What you should do
Scan the data below for the string "одноставочный". Copy every line where it appears.
— BEGIN —
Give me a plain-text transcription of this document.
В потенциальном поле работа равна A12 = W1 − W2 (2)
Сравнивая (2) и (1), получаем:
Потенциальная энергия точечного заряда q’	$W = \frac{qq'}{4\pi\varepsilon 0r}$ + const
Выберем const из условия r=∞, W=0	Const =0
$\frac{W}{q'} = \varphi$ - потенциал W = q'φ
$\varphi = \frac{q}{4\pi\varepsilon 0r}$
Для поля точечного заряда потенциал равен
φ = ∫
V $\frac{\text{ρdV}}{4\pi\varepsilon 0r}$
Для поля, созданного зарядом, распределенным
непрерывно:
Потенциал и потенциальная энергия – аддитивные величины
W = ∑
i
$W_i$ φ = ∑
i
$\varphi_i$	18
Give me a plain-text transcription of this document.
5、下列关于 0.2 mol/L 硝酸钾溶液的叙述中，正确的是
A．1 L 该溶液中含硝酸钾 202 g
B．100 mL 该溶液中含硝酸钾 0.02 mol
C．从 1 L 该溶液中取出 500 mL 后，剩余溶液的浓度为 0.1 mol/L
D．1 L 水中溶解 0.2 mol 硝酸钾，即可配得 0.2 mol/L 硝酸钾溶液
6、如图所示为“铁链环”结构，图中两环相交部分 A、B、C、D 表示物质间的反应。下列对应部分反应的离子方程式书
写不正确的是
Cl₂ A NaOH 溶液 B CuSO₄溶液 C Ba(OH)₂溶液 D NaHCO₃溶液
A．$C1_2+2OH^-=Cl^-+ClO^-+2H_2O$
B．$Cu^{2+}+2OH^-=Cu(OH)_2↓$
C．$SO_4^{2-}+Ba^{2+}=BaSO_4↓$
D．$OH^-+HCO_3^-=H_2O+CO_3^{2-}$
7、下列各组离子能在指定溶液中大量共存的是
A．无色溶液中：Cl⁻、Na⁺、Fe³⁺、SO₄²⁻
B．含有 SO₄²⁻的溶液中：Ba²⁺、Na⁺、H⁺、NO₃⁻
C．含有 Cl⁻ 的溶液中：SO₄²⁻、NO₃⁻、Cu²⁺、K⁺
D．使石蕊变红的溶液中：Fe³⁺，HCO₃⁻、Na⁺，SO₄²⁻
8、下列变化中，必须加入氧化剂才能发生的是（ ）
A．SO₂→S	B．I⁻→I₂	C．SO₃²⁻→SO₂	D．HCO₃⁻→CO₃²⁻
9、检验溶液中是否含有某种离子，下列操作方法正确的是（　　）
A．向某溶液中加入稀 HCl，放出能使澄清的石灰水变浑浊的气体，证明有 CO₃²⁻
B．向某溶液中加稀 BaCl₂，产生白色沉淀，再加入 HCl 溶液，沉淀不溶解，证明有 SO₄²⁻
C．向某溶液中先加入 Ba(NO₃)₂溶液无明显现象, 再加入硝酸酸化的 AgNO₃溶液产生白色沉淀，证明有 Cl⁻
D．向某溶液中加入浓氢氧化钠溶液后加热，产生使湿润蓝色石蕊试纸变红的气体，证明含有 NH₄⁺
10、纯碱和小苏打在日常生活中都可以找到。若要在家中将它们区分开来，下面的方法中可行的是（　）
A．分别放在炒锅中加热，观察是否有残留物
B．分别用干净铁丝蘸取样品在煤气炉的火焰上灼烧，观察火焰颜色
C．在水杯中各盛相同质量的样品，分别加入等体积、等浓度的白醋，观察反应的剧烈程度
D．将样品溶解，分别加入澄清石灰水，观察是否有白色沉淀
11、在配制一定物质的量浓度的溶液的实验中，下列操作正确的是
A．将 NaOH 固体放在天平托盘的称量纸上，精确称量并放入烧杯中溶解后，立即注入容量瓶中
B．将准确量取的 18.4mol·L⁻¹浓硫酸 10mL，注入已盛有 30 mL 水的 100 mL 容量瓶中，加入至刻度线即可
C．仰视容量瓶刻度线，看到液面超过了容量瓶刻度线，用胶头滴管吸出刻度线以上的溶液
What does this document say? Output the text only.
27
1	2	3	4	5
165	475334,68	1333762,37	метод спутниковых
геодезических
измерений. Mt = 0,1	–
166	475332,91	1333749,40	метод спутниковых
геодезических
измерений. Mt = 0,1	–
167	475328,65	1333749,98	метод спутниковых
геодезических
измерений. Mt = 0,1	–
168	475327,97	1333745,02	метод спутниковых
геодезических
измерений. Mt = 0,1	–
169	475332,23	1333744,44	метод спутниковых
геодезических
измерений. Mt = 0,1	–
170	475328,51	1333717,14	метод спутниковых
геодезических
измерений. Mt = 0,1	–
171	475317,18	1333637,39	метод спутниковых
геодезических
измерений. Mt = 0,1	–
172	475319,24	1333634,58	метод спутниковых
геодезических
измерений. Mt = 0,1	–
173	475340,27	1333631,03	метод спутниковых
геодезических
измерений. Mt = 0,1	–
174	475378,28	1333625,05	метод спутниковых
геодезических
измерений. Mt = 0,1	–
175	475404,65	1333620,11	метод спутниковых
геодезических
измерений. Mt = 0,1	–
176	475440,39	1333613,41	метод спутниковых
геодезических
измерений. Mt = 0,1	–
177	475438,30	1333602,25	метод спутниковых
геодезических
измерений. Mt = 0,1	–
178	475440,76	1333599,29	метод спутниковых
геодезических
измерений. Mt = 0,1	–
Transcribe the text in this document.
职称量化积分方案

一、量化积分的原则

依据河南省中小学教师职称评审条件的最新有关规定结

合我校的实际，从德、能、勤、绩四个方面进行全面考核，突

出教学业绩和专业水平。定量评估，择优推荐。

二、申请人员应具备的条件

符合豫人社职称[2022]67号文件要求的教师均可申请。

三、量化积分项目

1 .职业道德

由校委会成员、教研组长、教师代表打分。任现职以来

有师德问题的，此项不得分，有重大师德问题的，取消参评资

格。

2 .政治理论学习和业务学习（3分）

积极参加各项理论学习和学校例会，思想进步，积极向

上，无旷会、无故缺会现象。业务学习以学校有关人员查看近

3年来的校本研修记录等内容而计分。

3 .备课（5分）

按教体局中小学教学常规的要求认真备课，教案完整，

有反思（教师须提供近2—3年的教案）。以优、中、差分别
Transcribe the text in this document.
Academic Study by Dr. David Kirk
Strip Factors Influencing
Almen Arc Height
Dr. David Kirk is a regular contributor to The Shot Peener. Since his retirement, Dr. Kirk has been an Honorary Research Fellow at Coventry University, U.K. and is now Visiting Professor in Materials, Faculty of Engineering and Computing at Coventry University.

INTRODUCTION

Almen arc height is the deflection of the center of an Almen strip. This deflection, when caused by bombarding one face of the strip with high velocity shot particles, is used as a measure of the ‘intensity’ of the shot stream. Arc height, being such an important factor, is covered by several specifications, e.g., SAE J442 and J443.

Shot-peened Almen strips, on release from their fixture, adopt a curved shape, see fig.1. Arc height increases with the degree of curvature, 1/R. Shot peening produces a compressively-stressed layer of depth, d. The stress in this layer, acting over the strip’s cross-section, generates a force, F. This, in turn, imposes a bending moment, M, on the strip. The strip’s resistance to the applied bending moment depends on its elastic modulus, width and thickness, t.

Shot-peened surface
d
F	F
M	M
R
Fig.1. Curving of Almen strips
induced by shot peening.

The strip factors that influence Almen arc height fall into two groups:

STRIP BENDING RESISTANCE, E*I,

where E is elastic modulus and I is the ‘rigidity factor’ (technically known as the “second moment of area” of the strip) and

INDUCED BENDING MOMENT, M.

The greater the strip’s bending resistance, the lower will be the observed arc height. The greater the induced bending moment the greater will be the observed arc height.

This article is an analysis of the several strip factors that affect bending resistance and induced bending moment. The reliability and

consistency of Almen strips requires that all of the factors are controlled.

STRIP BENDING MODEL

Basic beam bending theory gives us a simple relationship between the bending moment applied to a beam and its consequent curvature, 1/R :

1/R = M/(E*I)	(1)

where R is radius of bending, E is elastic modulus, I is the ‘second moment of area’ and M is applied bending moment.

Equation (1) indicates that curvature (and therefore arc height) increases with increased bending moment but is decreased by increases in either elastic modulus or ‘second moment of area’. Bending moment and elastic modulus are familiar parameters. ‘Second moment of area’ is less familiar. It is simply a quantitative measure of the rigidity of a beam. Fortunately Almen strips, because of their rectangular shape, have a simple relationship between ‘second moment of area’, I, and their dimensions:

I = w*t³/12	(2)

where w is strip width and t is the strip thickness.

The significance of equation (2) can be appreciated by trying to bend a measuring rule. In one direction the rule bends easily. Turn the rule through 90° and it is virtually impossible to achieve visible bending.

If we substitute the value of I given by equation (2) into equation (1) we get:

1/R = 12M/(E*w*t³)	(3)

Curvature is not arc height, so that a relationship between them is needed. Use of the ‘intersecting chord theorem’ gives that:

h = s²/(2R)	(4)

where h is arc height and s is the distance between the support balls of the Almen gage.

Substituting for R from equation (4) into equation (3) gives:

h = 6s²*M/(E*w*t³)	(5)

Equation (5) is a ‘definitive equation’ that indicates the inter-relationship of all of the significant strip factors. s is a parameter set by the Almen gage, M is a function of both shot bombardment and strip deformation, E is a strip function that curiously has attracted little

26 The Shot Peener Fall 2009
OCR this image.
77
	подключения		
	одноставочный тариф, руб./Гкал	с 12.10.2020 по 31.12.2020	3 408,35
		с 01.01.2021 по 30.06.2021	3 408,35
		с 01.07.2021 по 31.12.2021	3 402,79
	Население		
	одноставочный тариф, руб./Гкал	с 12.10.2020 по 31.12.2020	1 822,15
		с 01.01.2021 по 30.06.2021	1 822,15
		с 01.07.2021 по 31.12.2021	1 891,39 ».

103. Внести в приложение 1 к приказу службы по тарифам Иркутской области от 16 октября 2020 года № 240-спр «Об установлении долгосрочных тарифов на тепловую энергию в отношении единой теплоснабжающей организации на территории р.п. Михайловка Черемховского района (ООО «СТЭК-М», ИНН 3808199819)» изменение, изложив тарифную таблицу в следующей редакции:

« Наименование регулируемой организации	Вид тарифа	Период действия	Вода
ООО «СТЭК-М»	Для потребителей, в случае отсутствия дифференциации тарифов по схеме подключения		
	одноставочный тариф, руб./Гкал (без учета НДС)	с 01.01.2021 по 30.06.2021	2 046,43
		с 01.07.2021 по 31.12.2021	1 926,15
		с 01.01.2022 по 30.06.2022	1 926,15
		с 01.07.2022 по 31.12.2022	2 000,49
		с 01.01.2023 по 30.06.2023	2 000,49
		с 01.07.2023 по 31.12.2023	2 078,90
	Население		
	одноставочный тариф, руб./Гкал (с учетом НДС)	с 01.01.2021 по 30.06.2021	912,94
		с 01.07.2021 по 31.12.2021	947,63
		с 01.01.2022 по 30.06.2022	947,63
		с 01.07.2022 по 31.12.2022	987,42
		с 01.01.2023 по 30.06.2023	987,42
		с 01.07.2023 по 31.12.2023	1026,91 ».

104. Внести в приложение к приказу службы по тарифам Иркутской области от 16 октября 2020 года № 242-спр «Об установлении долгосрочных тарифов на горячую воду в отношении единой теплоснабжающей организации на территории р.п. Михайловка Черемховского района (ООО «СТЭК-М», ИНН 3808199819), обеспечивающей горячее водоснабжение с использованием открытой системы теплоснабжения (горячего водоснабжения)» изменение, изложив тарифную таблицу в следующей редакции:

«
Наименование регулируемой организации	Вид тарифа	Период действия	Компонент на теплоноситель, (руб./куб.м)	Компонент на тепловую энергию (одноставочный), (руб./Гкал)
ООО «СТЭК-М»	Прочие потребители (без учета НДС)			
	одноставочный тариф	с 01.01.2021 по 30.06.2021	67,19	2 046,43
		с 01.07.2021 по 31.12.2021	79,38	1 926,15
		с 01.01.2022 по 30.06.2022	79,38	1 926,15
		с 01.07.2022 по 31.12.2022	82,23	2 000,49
— END —
Exercise result
	одноставочный тариф, руб./Гкал	с 12.10.2020 по 31.12.2020	3 408,35
	одноставочный тариф, руб./Гкал	с 12.10.2020 по 31.12.2020	1 822,15
	одноставочный тариф, руб./Гкал (без учета НДС)	с 01.01.2021 по 30.06.2021	2 046,43
	одноставочный тариф, руб./Гкал (с учетом НДС)	с 01.01.2021 по 30.06.2021	912,94
Наименование регулируемой организации	Вид тарифа	Период действия	Компонент на теплоноситель, (руб./куб.м)	Компонент на тепловую энергию (одноставочный), (руб./Гкал)
	одноставочный тариф	с 01.01.2021 по 30.06.2021	67,19	2 046,43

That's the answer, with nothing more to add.